SET TASK:
Copy down every line where the string "fasting" shows up.

Saved entries:
************
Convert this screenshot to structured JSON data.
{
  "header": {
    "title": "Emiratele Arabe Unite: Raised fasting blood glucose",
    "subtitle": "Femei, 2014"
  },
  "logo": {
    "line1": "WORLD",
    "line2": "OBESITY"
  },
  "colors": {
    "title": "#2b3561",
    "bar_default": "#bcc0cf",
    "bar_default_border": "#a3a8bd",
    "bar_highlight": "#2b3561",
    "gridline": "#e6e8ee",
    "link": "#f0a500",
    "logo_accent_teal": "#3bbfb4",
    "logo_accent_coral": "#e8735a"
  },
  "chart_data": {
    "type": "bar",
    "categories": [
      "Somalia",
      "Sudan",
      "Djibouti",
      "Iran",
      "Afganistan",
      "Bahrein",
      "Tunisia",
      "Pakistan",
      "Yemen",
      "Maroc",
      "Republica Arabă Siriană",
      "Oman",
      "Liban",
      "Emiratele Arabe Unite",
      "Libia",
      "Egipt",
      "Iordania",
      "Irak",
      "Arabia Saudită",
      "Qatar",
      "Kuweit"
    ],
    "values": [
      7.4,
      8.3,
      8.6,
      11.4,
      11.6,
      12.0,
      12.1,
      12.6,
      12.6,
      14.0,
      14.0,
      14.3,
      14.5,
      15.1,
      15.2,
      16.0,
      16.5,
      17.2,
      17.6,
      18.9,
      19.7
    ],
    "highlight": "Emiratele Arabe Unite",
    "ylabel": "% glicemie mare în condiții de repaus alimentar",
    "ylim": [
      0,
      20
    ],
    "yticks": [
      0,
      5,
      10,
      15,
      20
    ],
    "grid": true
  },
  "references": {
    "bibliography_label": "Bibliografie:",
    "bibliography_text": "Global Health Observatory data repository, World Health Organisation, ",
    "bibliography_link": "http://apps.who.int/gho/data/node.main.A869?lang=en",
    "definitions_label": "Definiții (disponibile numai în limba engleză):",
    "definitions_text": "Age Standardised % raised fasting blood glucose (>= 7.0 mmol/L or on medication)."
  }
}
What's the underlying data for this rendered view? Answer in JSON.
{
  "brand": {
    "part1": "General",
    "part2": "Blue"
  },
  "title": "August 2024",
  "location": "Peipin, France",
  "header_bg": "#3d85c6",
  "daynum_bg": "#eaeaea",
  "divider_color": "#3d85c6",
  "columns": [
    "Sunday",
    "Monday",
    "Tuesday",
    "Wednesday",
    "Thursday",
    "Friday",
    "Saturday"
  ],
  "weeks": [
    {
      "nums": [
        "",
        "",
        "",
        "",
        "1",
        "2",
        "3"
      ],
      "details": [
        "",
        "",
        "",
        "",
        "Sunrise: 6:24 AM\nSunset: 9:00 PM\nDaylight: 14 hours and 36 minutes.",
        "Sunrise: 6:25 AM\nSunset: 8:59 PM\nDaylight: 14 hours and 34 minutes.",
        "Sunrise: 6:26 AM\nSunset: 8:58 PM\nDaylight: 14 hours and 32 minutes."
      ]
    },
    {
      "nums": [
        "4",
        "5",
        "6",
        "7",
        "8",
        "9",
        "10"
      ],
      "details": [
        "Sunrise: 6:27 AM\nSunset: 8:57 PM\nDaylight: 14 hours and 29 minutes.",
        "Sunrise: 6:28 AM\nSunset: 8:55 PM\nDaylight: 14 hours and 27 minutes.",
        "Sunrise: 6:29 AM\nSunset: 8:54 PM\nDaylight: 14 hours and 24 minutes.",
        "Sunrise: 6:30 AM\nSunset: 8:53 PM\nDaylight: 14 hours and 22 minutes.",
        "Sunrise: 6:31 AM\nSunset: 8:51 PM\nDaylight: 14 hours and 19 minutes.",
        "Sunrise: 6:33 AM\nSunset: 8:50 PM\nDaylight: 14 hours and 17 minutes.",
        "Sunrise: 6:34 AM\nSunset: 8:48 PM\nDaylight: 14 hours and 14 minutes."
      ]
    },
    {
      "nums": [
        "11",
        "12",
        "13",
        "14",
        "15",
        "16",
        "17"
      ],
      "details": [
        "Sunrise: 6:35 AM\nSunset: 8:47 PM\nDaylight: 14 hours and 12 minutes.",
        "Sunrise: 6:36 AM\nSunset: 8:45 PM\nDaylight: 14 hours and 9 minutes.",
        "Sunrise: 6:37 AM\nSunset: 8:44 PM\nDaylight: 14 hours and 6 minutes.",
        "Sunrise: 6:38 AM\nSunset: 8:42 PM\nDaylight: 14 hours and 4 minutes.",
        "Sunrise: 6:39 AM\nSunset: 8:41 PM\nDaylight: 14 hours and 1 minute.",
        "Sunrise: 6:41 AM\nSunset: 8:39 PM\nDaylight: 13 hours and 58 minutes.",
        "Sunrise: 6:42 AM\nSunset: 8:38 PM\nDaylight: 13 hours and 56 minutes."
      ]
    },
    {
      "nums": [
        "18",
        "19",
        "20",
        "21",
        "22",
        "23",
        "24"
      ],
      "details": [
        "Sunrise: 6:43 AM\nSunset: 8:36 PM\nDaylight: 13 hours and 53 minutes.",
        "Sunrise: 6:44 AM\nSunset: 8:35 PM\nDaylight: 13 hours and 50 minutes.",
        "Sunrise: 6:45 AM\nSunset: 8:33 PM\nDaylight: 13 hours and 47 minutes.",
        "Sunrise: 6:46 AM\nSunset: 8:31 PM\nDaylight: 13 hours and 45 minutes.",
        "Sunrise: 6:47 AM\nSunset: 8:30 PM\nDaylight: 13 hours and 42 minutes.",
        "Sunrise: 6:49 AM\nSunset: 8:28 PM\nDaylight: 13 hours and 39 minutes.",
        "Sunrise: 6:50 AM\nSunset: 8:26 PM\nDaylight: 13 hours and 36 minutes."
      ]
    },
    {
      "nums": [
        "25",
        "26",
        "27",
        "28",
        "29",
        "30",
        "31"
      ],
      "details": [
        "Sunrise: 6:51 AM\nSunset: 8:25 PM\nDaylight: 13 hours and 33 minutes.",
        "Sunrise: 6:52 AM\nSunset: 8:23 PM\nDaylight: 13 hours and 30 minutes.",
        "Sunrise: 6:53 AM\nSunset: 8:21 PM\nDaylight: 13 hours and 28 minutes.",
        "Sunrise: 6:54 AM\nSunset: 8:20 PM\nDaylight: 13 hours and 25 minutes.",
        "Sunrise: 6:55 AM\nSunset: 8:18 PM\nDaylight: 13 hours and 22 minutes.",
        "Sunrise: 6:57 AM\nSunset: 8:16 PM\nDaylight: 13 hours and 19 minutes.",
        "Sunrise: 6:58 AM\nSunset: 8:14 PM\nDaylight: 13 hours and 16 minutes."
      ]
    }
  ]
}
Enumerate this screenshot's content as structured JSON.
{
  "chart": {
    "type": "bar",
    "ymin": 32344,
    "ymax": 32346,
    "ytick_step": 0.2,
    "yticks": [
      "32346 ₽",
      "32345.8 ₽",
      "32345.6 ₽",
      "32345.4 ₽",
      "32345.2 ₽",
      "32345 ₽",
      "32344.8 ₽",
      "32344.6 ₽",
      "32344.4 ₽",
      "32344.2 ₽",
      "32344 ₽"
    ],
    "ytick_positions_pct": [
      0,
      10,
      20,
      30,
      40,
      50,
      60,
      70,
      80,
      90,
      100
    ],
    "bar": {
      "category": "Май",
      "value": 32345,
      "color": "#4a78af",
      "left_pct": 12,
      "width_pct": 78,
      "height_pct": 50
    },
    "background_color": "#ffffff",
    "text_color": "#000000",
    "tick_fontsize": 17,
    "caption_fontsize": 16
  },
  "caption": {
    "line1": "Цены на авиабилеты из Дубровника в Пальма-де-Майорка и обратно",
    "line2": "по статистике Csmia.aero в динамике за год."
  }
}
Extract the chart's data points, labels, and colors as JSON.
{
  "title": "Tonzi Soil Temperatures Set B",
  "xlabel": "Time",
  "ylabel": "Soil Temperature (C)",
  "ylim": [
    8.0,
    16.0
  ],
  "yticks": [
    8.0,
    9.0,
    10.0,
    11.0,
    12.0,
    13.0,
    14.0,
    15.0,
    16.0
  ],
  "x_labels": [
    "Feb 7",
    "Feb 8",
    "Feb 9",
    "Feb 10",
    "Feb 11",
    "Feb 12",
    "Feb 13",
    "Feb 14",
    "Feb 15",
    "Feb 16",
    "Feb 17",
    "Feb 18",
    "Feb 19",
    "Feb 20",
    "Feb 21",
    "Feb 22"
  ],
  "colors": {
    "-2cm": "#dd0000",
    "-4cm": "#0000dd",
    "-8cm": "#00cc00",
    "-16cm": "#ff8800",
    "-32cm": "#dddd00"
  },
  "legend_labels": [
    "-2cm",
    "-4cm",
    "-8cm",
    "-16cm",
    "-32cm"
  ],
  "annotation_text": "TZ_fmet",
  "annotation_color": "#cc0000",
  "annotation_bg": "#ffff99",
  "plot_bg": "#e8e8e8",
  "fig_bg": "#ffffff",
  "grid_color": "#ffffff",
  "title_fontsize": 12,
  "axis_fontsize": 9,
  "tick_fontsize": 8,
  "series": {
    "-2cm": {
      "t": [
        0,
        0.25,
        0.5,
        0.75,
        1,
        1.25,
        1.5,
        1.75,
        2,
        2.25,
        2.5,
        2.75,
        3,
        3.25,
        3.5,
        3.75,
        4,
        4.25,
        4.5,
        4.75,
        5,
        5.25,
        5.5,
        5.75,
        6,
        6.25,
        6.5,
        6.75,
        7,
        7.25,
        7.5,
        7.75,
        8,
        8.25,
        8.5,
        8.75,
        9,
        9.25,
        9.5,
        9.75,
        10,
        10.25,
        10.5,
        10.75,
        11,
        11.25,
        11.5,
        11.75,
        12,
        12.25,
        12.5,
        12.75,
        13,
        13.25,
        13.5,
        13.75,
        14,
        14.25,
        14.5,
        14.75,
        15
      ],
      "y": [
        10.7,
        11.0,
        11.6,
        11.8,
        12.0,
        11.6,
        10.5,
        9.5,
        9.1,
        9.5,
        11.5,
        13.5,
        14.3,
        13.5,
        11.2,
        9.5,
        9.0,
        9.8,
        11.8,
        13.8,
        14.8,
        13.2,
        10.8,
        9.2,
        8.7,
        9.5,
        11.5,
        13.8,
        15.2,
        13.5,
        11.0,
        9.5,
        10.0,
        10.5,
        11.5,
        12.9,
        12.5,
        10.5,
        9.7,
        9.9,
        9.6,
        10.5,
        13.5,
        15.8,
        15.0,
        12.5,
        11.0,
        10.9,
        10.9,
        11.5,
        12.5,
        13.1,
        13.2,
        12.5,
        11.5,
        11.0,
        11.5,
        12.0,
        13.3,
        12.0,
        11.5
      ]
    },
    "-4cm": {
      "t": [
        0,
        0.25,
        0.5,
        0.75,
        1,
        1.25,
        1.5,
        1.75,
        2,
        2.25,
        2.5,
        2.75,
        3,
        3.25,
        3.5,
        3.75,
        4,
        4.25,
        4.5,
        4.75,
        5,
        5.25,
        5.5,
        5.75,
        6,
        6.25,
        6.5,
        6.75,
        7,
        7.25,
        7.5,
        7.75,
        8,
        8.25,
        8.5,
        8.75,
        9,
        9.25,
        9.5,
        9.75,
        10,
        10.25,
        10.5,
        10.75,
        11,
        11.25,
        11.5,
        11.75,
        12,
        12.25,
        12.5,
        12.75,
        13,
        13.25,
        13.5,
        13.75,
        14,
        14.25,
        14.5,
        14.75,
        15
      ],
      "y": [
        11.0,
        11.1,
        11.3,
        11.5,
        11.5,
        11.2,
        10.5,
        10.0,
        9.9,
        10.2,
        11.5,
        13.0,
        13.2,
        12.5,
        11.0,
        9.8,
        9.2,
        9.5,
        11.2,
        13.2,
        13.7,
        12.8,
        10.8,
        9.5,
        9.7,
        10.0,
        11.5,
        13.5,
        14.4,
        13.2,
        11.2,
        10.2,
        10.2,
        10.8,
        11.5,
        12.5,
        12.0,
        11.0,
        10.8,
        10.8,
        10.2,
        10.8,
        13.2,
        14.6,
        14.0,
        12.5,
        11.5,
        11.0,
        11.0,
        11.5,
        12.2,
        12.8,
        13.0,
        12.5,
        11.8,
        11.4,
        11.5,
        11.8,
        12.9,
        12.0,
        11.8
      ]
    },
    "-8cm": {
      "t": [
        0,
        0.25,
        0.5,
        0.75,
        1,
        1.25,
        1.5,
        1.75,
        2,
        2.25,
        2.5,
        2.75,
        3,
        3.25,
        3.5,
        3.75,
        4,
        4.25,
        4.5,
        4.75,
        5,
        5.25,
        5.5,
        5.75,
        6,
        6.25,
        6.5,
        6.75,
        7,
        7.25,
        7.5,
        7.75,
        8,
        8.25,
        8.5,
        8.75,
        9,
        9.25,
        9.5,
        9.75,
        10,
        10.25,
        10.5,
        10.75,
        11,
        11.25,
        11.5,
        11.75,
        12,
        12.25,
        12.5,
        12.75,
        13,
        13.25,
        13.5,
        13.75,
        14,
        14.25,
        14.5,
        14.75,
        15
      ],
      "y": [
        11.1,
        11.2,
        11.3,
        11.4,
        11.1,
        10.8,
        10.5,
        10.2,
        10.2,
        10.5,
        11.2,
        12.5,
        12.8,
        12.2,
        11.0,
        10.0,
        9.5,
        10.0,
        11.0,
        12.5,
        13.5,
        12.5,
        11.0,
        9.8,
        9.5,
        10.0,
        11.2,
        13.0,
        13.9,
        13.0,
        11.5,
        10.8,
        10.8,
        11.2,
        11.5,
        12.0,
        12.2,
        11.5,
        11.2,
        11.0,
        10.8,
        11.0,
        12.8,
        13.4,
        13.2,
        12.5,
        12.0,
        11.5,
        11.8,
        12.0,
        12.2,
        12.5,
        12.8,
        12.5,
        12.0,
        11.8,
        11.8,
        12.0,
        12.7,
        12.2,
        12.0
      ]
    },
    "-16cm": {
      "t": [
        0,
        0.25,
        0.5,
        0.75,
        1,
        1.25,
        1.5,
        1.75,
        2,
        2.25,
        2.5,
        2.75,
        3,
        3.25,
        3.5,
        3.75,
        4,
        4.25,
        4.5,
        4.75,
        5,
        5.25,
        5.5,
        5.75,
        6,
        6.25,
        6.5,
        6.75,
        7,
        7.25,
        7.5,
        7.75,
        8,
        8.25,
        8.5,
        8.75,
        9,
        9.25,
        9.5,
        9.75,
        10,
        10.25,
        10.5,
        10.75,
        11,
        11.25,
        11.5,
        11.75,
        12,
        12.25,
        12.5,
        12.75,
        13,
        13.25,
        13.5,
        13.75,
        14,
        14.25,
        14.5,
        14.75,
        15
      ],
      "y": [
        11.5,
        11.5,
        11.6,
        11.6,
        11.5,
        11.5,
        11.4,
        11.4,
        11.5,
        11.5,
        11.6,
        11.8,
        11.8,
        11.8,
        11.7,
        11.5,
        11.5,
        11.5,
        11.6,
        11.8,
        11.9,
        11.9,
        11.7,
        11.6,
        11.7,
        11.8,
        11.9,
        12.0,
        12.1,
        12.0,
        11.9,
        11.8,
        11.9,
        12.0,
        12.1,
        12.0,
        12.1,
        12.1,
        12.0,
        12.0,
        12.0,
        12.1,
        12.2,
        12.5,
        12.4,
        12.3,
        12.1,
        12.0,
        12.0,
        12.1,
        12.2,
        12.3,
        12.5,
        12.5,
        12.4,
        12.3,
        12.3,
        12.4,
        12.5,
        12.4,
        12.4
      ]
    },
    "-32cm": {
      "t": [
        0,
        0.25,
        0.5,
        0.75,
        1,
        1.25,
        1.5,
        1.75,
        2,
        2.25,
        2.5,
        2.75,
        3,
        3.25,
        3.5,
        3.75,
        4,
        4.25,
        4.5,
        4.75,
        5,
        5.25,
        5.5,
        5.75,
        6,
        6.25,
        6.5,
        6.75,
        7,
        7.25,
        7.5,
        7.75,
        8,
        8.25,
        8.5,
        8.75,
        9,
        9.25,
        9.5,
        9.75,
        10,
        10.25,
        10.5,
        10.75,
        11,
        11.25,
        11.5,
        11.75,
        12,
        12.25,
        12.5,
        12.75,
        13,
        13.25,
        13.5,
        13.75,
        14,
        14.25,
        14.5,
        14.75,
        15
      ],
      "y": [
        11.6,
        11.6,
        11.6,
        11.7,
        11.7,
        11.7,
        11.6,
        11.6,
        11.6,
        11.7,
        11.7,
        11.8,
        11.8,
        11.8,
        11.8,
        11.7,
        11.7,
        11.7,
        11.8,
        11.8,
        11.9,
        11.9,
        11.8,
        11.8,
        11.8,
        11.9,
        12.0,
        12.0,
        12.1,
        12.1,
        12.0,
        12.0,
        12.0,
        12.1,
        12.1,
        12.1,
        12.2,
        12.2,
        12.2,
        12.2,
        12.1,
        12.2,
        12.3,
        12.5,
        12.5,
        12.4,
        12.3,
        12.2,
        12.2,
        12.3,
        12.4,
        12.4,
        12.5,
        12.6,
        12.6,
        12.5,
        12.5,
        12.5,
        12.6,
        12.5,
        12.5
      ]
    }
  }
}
************
SOLUTION:
    "title": "Emiratele Arabe Unite: Raised fasting blood glucose",
    "definitions_text": "Age Standardised % raised fasting blood glucose (>= 7.0 mmol/L or on medication)."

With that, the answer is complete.